[[ DATA FOR REVIEW, beginning ]]

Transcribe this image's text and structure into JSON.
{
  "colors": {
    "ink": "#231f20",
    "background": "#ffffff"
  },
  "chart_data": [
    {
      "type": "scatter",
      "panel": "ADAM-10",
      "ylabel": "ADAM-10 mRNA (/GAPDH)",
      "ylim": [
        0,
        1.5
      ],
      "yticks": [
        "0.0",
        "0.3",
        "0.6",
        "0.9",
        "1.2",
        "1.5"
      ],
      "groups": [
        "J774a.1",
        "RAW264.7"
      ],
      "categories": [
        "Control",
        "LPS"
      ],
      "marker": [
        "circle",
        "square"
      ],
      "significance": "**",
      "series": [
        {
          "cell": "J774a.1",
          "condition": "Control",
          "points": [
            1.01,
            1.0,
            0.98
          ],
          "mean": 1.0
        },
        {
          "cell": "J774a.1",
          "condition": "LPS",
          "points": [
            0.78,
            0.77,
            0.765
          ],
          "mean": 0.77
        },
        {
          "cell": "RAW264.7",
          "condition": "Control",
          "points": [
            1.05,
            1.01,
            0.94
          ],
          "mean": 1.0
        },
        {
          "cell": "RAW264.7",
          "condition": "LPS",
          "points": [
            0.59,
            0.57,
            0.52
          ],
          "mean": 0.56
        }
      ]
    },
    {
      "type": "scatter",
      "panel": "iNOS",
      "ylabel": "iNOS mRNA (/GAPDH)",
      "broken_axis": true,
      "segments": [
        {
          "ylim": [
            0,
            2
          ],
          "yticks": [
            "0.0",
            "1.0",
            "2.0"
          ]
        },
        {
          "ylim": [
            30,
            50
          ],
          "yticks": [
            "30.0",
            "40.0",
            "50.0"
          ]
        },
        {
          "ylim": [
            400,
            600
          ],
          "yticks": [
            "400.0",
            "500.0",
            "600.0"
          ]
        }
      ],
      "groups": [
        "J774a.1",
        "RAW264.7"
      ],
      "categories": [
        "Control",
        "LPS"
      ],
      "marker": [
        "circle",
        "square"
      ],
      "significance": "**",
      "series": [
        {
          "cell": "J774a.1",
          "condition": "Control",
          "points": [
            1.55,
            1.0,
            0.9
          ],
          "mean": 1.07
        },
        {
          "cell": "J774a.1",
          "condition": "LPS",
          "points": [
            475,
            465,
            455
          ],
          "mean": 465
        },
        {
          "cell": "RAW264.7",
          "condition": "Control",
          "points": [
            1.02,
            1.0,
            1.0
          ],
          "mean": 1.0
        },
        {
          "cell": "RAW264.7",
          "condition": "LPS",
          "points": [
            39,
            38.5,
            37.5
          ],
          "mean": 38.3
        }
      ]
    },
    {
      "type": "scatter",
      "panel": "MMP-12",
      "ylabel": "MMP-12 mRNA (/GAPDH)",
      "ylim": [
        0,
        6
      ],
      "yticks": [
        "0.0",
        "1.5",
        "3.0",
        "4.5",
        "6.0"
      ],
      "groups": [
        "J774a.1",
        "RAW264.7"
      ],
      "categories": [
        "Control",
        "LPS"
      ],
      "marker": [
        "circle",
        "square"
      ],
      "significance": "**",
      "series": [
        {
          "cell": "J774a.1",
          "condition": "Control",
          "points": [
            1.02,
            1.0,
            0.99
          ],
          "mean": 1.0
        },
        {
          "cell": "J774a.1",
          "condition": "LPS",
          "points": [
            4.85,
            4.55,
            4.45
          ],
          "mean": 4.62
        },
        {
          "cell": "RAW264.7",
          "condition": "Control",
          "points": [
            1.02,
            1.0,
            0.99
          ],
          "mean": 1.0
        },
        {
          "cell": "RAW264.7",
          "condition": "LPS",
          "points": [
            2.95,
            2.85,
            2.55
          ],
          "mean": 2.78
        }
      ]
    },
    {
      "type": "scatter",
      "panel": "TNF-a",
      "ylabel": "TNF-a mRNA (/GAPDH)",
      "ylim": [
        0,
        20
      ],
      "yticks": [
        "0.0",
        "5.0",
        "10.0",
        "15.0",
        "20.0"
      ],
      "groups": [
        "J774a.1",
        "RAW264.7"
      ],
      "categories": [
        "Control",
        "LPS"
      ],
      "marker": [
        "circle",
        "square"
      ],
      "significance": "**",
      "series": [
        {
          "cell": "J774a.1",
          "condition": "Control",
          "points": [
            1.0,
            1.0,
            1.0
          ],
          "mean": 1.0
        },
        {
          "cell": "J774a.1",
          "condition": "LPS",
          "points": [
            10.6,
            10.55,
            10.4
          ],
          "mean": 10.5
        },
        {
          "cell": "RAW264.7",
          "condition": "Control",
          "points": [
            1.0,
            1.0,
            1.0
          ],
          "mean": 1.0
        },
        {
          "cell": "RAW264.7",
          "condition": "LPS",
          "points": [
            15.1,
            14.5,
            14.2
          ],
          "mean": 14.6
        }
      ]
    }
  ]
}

[[ DATA FOR REVIEW, end ]]

*WHAT YOU ARE ASKED TO DO:* Each line that includes the string "mRNA" should be copied from the data.

*EXERCISE ANSWER:*
      "ylabel": "ADAM-10 mRNA (/GAPDH)",
      "ylabel": "iNOS mRNA (/GAPDH)",
      "ylabel": "MMP-12 mRNA (/GAPDH)",
      "ylabel": "TNF-a mRNA (/GAPDH)",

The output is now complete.